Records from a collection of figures

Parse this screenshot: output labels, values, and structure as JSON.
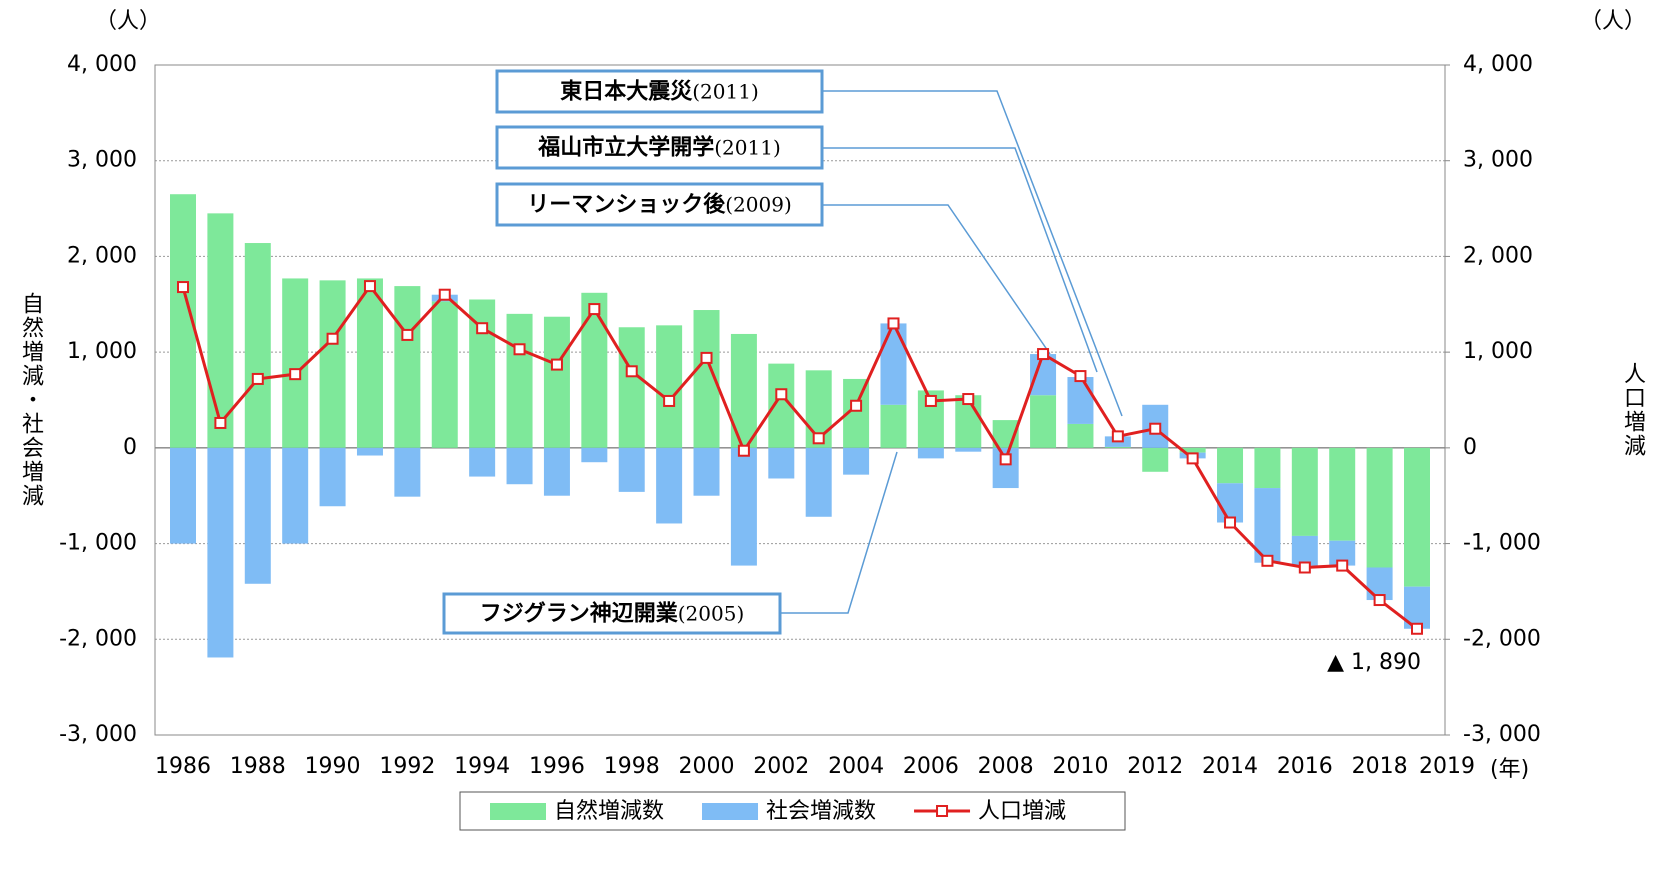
{
  "chart_data": {
    "type": "bar",
    "stacked": true,
    "categories": [
      "1986",
      null,
      "1988",
      null,
      "1990",
      null,
      "1992",
      null,
      "1994",
      null,
      "1996",
      null,
      "1998",
      null,
      "2000",
      null,
      "2002",
      null,
      "2004",
      null,
      "2006",
      null,
      "2008",
      null,
      "2010",
      null,
      "2012",
      null,
      "2014",
      null,
      "2016",
      null,
      "2018",
      "2019"
    ],
    "series": [
      {
        "name": "自然増減数",
        "color": "#7ee89a",
        "values": [
          2650,
          2450,
          2140,
          1770,
          1750,
          1770,
          1690,
          1530,
          1550,
          1400,
          1370,
          1620,
          1260,
          1280,
          1440,
          1190,
          880,
          810,
          720,
          450,
          600,
          550,
          290,
          550,
          250,
          10,
          -250,
          -50,
          -370,
          -420,
          -920,
          -970,
          -1250,
          -1450
        ]
      },
      {
        "name": "社会増減数",
        "color": "#7fbcf5",
        "values": [
          -1000,
          -2190,
          -1420,
          -1000,
          -610,
          -80,
          -510,
          70,
          -300,
          -380,
          -500,
          -150,
          -460,
          -790,
          -500,
          -1230,
          -320,
          -720,
          -280,
          850,
          -110,
          -40,
          -420,
          430,
          490,
          110,
          450,
          -60,
          -410,
          -780,
          -310,
          -260,
          -340,
          -440
        ]
      },
      {
        "name": "人口増減",
        "type": "line",
        "axis": "y2",
        "color": "#e02020",
        "values": [
          1680,
          260,
          720,
          770,
          1140,
          1690,
          1180,
          1600,
          1250,
          1030,
          870,
          1450,
          800,
          490,
          940,
          -30,
          560,
          100,
          440,
          1300,
          490,
          510,
          -120,
          980,
          750,
          120,
          200,
          -110,
          -780,
          -1180,
          -1250,
          -1230,
          -1590,
          -1890
        ]
      }
    ],
    "ylim": [
      -3000,
      4000
    ],
    "yticks": [
      {
        "value": -3000,
        "label": "-3, 000"
      },
      {
        "value": -2000,
        "label": "-2, 000"
      },
      {
        "value": -1000,
        "label": "-1, 000"
      },
      0,
      {
        "value": 1000,
        "label": "1, 000"
      },
      {
        "value": 2000,
        "label": "2, 000"
      },
      {
        "value": 3000,
        "label": "3, 000"
      },
      {
        "value": 4000,
        "label": "4, 000"
      }
    ],
    "y2lim": [
      -3000,
      4000
    ],
    "y2ticks": [
      {
        "value": -3000,
        "label": "-3, 000"
      },
      {
        "value": -2000,
        "label": "-2, 000"
      },
      {
        "value": -1000,
        "label": "-1, 000"
      },
      0,
      {
        "value": 1000,
        "label": "1, 000"
      },
      {
        "value": 2000,
        "label": "2, 000"
      },
      {
        "value": 3000,
        "label": "3, 000"
      },
      {
        "value": 4000,
        "label": "4, 000"
      }
    ],
    "y_unit": "（人）",
    "y2_unit": "（人）",
    "x_unit": "(年)",
    "ylabel": "自然増減・社会増減",
    "y2label": "人口増減",
    "grid": true,
    "legend": "bottom",
    "end_label": "▲ 1, 890",
    "annotations": [
      {
        "label": "東日本大震災",
        "year": "(2011)"
      },
      {
        "label": "福山市立大学開学",
        "year": "(2011)"
      },
      {
        "label": "リーマンショック後",
        "year": "(2009)"
      },
      {
        "label": "フジグラン神辺開業",
        "year": "(2005)"
      }
    ]
  }
}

TASK TO COMPLETE:
Repeat the data exactly, excluding the pictures.

RESPONSE:
Parse this screenshot: output labels, values, and structure as JSON.
{
  "chart_data": {
    "type": "bar",
    "stacked": true,
    "categories": [
      "1986",
      null,
      "1988",
      null,
      "1990",
      null,
      "1992",
      null,
      "1994",
      null,
      "1996",
      null,
      "1998",
      null,
      "2000",
      null,
      "2002",
      null,
      "2004",
      null,
      "2006",
      null,
      "2008",
      null,
      "2010",
      null,
      "2012",
      null,
      "2014",
      null,
      "2016",
      null,
      "2018",
      "2019"
    ],
    "series": [
      {
        "name": "自然増減数",
        "color": "#7ee89a",
        "values": [
          2650,
          2450,
          2140,
          1770,
          1750,
          1770,
          1690,
          1530,
          1550,
          1400,
          1370,
          1620,
          1260,
          1280,
          1440,
          1190,
          880,
          810,
          720,
          450,
          600,
          550,
          290,
          550,
          250,
          10,
          -250,
          -50,
          -370,
          -420,
          -920,
          -970,
          -1250,
          -1450
        ]
      },
      {
        "name": "社会増減数",
        "color": "#7fbcf5",
        "values": [
          -1000,
          -2190,
          -1420,
          -1000,
          -610,
          -80,
          -510,
          70,
          -300,
          -380,
          -500,
          -150,
          -460,
          -790,
          -500,
          -1230,
          -320,
          -720,
          -280,
          850,
          -110,
          -40,
          -420,
          430,
          490,
          110,
          450,
          -60,
          -410,
          -780,
          -310,
          -260,
          -340,
          -440
        ]
      },
      {
        "name": "人口増減",
        "type": "line",
        "axis": "y2",
        "color": "#e02020",
        "values": [
          1680,
          260,
          720,
          770,
          1140,
          1690,
          1180,
          1600,
          1250,
          1030,
          870,
          1450,
          800,
          490,
          940,
          -30,
          560,
          100,
          440,
          1300,
          490,
          510,
          -120,
          980,
          750,
          120,
          200,
          -110,
          -780,
          -1180,
          -1250,
          -1230,
          -1590,
          -1890
        ]
      }
    ],
    "ylim": [
      -3000,
      4000
    ],
    "yticks": [
      {
        "value": -3000,
        "label": "-3, 000"
      },
      {
        "value": -2000,
        "label": "-2, 000"
      },
      {
        "value": -1000,
        "label": "-1, 000"
      },
      0,
      {
        "value": 1000,
        "label": "1, 000"
      },
      {
        "value": 2000,
        "label": "2, 000"
      },
      {
        "value": 3000,
        "label": "3, 000"
      },
      {
        "value": 4000,
        "label": "4, 000"
      }
    ],
    "y2lim": [
      -3000,
      4000
    ],
    "y2ticks": [
      {
        "value": -3000,
        "label": "-3, 000"
      },
      {
        "value": -2000,
        "label": "-2, 000"
      },
      {
        "value": -1000,
        "label": "-1, 000"
      },
      0,
      {
        "value": 1000,
        "label": "1, 000"
      },
      {
        "value": 2000,
        "label": "2, 000"
      },
      {
        "value": 3000,
        "label": "3, 000"
      },
      {
        "value": 4000,
        "label": "4, 000"
      }
    ],
    "y_unit": "（人）",
    "y2_unit": "（人）",
    "x_unit": "(年)",
    "ylabel": "自然増減・社会増減",
    "y2label": "人口増減",
    "grid": true,
    "legend": "bottom",
    "end_label": "▲ 1, 890",
    "annotations": [
      {
        "label": "東日本大震災",
        "year": "(2011)"
      },
      {
        "label": "福山市立大学開学",
        "year": "(2011)"
      },
      {
        "label": "リーマンショック後",
        "year": "(2009)"
      },
      {
        "label": "フジグラン神辺開業",
        "year": "(2005)"
      }
    ]
  }
}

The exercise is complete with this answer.